- _What you will do_: Show all lines from the listing below that contain "nSupplied".

### Supplied records

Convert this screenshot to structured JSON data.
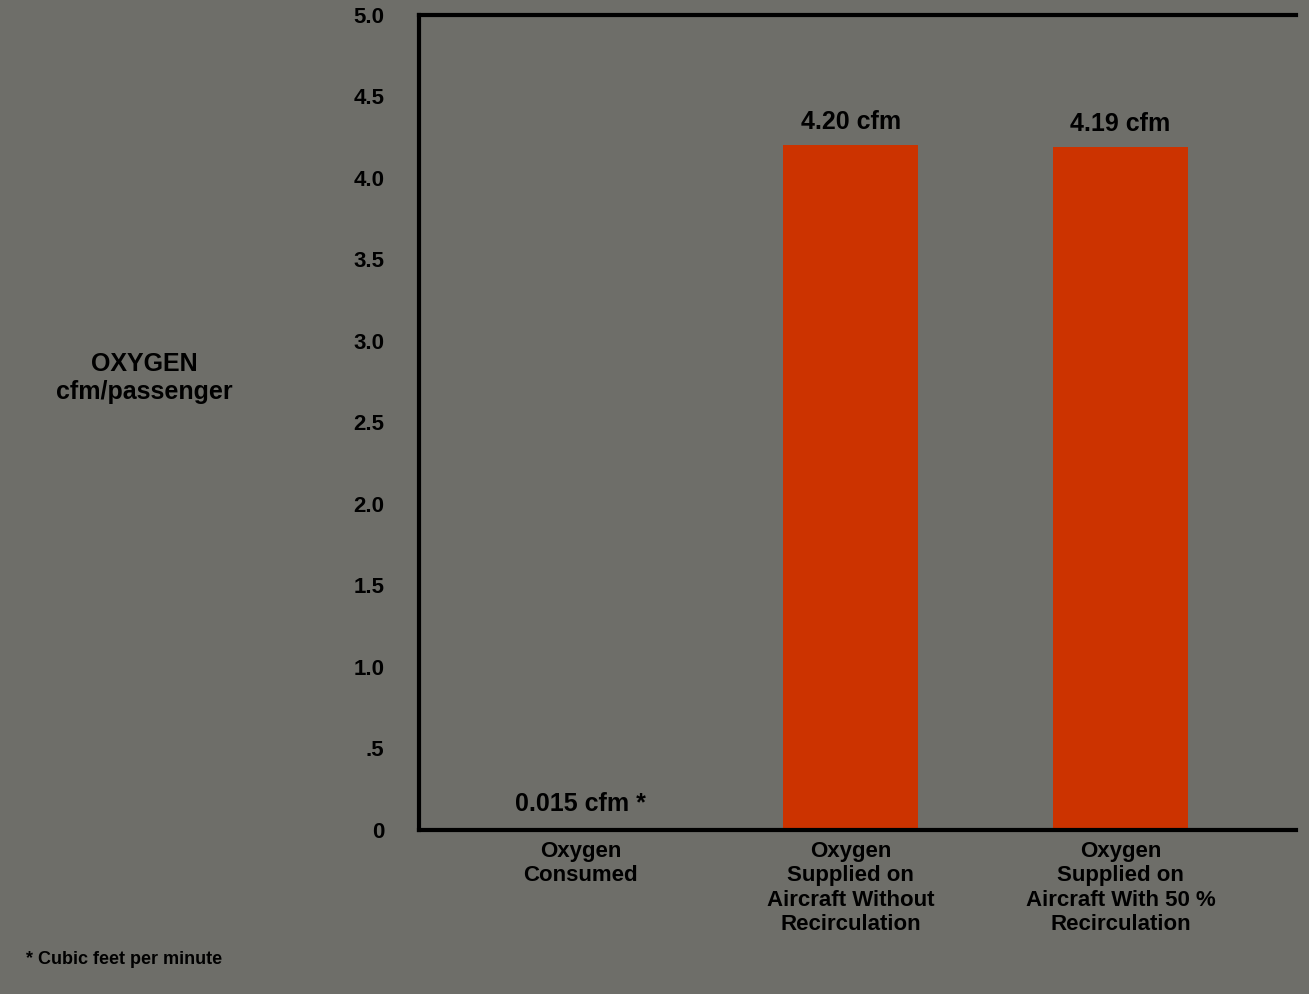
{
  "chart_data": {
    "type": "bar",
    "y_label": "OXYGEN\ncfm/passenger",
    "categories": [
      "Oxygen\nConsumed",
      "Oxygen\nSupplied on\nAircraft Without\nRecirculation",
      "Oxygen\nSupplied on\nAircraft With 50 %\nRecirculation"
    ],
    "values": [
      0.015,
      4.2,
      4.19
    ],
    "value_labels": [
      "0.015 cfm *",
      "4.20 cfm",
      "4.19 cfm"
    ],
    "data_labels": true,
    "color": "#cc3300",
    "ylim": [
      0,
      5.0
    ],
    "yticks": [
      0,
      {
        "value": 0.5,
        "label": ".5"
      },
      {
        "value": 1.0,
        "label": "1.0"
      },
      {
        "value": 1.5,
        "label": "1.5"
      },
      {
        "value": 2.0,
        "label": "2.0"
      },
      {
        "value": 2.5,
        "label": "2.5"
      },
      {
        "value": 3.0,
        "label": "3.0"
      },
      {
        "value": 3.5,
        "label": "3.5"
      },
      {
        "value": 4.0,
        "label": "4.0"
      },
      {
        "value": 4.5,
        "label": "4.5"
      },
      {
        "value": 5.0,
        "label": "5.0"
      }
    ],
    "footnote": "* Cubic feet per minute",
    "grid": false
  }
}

######

- _Response_:
      "Oxygen\nSupplied on\nAircraft Without\nRecirculation",
      "Oxygen\nSupplied on\nAircraft With 50 %\nRecirculation"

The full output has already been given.